> Excerpt to read:
########################################

This wiki page doesn't make much sense (and I think it's also noted in the talk page there).
The example machine is quite meaningless as they ignore the fact that to pipeline the accesses, you would need a memory that can not only sustain 8 simultaneous requests (coming from the different pipelined stages), but also complete them in a single cycle. Banking or splitting the memory in any way wouldn't really work as they all access the same addresses of B.
You could stretch it a bit and say that you've cloned B into 8 different memory units, but then you'll have to find some more complicated controller to keep the coherency, otherwise you'll only be able to use them for reading.
On the other hand, if you had this kind of memory, then the "CPU" they're competing against should be allowed to use it. If we had this banked memory, a modern CPU with out-of-order execution would be able to issue the following instructions for e.g., under the same assumption of 1 cycle per load:
1st cycle: load a[i], calculate i+1
2nd cycle: load a[i+1], load b[a[i]], calculate (i+1)+1
3nd cycle: load a[i+2], load b[a[i+1]], load b[b[a[i]]], calculate i+1+1+1
...

########################################

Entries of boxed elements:
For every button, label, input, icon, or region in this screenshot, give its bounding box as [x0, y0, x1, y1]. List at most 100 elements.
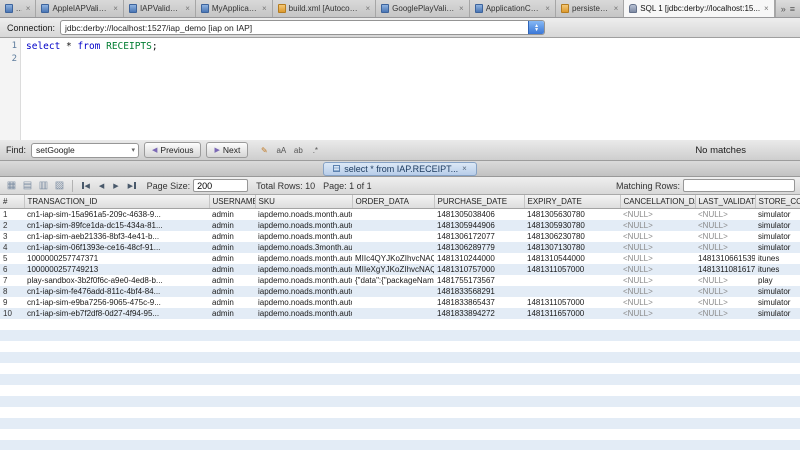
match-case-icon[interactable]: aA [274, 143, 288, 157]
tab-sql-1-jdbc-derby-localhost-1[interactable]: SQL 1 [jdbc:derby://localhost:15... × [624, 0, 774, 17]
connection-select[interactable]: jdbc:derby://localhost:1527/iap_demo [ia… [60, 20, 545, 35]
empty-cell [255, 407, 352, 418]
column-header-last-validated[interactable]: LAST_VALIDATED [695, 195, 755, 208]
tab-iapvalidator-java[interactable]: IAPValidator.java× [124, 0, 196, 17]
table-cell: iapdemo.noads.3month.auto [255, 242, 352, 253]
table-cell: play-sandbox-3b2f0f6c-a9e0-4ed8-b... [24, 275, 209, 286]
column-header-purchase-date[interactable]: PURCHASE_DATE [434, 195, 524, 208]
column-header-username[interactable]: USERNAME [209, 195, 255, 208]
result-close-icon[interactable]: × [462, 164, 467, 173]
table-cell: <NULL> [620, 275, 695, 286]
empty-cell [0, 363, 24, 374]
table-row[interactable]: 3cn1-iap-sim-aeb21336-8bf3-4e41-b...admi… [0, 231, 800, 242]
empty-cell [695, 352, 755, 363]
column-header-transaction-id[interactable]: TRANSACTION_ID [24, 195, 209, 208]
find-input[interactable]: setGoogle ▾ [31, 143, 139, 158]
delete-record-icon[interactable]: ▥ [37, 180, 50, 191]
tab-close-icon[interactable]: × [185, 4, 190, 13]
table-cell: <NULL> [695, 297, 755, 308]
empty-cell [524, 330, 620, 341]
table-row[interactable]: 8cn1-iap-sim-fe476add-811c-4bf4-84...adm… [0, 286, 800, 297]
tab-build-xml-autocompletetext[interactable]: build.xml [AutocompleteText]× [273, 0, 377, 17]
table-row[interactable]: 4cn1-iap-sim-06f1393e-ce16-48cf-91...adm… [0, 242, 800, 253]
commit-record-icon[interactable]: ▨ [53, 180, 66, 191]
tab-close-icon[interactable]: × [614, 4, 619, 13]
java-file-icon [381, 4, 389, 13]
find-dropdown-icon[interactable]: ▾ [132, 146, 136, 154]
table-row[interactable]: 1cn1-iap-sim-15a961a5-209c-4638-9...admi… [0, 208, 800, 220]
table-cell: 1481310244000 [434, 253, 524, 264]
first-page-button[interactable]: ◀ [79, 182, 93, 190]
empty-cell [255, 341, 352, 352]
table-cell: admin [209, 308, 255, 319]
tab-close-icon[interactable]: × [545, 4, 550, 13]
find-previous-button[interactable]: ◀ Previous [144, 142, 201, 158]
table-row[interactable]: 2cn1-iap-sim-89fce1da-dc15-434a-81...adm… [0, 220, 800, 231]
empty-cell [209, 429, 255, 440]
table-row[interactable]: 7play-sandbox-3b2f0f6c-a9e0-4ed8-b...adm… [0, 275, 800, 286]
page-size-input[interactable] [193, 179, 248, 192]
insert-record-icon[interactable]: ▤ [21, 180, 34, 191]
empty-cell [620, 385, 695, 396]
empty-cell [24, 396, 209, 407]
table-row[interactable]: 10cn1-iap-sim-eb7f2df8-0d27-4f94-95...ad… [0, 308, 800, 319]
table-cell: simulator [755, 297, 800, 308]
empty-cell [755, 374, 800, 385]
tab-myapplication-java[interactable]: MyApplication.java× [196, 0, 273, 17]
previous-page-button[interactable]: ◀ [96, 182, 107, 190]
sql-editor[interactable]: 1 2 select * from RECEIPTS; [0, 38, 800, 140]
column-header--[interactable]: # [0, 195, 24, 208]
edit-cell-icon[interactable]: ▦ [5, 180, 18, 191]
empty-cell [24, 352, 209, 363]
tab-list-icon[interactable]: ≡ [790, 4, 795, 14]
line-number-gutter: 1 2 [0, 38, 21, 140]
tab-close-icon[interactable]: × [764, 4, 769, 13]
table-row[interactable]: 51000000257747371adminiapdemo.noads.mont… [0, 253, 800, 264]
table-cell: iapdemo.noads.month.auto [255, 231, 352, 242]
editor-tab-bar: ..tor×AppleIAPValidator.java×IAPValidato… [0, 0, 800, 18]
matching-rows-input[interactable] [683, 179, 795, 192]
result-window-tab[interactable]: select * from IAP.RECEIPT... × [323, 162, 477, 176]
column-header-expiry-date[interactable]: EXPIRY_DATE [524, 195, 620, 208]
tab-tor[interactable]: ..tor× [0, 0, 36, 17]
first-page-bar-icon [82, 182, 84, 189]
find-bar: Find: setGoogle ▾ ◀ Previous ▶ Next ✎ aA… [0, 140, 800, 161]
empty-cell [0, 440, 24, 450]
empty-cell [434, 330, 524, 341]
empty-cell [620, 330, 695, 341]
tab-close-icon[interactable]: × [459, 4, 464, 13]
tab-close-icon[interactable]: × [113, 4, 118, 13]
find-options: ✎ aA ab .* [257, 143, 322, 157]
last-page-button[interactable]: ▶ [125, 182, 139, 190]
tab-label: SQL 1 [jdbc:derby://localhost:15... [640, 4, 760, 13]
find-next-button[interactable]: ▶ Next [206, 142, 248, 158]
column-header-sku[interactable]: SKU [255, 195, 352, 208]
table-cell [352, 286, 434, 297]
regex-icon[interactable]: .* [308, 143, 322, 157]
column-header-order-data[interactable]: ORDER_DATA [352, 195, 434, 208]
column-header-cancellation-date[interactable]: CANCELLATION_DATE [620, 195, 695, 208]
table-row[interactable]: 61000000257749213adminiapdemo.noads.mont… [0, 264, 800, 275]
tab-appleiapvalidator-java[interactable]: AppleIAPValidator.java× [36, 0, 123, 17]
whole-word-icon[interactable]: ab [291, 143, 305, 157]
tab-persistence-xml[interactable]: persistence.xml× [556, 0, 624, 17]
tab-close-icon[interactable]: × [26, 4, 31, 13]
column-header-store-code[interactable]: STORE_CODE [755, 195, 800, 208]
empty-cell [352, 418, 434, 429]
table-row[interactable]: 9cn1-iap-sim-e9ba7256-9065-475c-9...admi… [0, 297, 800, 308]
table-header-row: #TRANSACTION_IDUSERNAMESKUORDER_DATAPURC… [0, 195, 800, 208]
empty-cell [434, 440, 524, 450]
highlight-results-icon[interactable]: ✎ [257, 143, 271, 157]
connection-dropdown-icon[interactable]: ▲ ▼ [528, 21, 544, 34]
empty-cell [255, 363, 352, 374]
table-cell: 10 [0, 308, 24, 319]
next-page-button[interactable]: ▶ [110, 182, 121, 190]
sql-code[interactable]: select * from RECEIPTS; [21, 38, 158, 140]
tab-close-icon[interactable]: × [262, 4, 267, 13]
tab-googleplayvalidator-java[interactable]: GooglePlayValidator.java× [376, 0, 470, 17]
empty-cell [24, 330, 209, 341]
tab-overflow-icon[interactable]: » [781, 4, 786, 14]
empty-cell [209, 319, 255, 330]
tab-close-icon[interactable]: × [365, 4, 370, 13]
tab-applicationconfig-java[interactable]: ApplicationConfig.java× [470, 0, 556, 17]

########################################

> List of tasks:
1. Reproduce word for word the part of the post about pipelined memory accesses starting with "The example machine" and going on through "addresses of B.".
2. Answer these questions from the post about pipelined memory accesses:
(a) How many simultaneous requests would the memory need to sustain to pipeline the accesses?
(b) If B were cloned into 8 memory units without a more complicated controller, what could those units only be used for?
(c) Which two loads does the out-of-order CPU issue in the 2nd cycle?
3. Extend the post about pipelined memory accesses from the point where it stops.
The items are not needed here.

> Per-task outputs:
1.
The example machine is quite meaningless as they ignore the fact that to pipeline the accesses, you would need a memory that can not only sustain 8 simultaneous requests (coming from the different pipelined stages), but also complete them in a single cycle. Banking or splitting the memory in any way wouldn't really work as they all access the same addresses of B.

2.
(a) 8
(b) Reading
(c) load a[i+1] and load b[a[i]]

3.
So it would essentially do just as well as the special pipeline they show, even with a basic compiler. Note that a modern CPU can look far ahead in the execution window to find independent operations, but if the compiler does loop unrolling (which is a basic feature supported in most languages) it could re-order the operations in a way that makes it easier for the CPU to issue them.
As for your question about compilers - you didn't specify which feature exactly you think can solve this. Generally speaking - these problems are very hard to optimize through a compiler since you can't mitigate the latency of the memory dependencies. In other words, you'll first have to access a[i], only then the CPU will have the address to access b[a[i]], only then it will have the address for b[b[a[i]]], and so on. There's not much the compiler can do in order to guess the content of memory not yet accessed (and even it it did speculate, it wouldn't be smart to use it for anything practical as it may change by the time the actual load arrives in program order).
This is similar to problem of "pointer chasing" where you traverse a linked list - the required addresses are not only unknown at compile time, but are also hard to predict at runtime, and may change.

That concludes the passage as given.